__Data in this exercise__
□ □ □ □

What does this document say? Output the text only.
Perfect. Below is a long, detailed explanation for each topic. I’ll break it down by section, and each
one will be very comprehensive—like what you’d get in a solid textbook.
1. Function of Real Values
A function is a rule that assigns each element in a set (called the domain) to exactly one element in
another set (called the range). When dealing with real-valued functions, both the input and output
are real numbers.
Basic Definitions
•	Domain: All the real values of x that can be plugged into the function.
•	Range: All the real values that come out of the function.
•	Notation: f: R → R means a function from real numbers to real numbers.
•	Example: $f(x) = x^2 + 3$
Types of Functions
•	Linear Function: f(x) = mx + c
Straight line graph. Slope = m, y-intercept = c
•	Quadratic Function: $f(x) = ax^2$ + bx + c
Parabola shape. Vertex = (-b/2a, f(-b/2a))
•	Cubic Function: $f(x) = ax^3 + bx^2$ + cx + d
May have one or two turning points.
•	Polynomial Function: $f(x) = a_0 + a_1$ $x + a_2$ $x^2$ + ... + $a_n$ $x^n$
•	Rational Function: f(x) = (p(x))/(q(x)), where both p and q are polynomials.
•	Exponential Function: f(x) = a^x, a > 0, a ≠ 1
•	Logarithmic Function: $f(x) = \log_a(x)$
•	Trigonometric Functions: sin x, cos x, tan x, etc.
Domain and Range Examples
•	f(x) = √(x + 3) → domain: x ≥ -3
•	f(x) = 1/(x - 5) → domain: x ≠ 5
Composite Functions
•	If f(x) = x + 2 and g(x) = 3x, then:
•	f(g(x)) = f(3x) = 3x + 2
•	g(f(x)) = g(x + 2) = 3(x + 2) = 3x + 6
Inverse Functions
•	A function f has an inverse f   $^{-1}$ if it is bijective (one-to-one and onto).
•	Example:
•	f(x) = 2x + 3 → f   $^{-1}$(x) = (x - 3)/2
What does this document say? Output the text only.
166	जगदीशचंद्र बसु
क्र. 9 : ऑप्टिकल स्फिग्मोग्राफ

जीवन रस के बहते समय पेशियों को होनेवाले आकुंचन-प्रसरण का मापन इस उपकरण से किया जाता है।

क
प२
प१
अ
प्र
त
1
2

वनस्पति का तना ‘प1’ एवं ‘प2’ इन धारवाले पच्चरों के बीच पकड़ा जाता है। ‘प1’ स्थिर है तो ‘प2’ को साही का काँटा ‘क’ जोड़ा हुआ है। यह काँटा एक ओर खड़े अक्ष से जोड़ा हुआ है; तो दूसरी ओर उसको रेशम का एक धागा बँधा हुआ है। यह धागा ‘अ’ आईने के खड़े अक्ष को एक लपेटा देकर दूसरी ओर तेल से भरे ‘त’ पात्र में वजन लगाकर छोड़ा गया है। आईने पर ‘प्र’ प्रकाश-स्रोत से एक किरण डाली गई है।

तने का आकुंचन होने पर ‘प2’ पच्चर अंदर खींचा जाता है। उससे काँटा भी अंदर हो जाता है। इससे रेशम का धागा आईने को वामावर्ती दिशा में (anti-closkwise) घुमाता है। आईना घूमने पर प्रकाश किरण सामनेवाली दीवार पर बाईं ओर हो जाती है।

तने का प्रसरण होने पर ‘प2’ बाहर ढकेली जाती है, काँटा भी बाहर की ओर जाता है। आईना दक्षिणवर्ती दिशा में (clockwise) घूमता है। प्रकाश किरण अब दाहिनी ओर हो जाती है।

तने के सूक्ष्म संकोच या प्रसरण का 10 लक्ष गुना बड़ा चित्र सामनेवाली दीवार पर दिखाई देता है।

□ □ □ □

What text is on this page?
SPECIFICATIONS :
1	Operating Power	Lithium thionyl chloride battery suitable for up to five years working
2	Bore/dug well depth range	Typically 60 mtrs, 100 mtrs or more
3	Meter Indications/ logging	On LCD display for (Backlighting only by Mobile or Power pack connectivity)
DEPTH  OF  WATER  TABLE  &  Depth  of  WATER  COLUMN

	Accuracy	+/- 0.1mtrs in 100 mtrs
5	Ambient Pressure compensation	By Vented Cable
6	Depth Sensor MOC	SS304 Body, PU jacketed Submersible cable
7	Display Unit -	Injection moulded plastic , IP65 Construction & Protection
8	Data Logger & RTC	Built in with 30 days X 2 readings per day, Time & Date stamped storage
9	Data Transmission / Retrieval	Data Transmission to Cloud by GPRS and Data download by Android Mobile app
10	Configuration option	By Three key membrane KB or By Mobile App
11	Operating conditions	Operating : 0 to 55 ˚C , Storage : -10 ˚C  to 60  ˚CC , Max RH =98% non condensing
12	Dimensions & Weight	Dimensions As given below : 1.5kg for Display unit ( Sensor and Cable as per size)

□ □ □ □

Gather and return every line that holds the string "रसरण".

__Task response__
जीवन रस के बहते समय पेशियों को होनेवाले आकुंचन-प्रसरण का मापन इस उपकरण से किया जाता है।
तने का प्रसरण होने पर ‘प2’ बाहर ढकेली जाती है, काँटा भी बाहर की ओर जाता है। आईना दक्षिणवर्ती दिशा में (clockwise) घूमता है। प्रकाश किरण अब दाहिनी ओर हो जाती है।
तने के सूक्ष्म संकोच या प्रसरण का 10 लक्ष गुना बड़ा चित्र सामनेवाली दीवार पर दिखाई देता है।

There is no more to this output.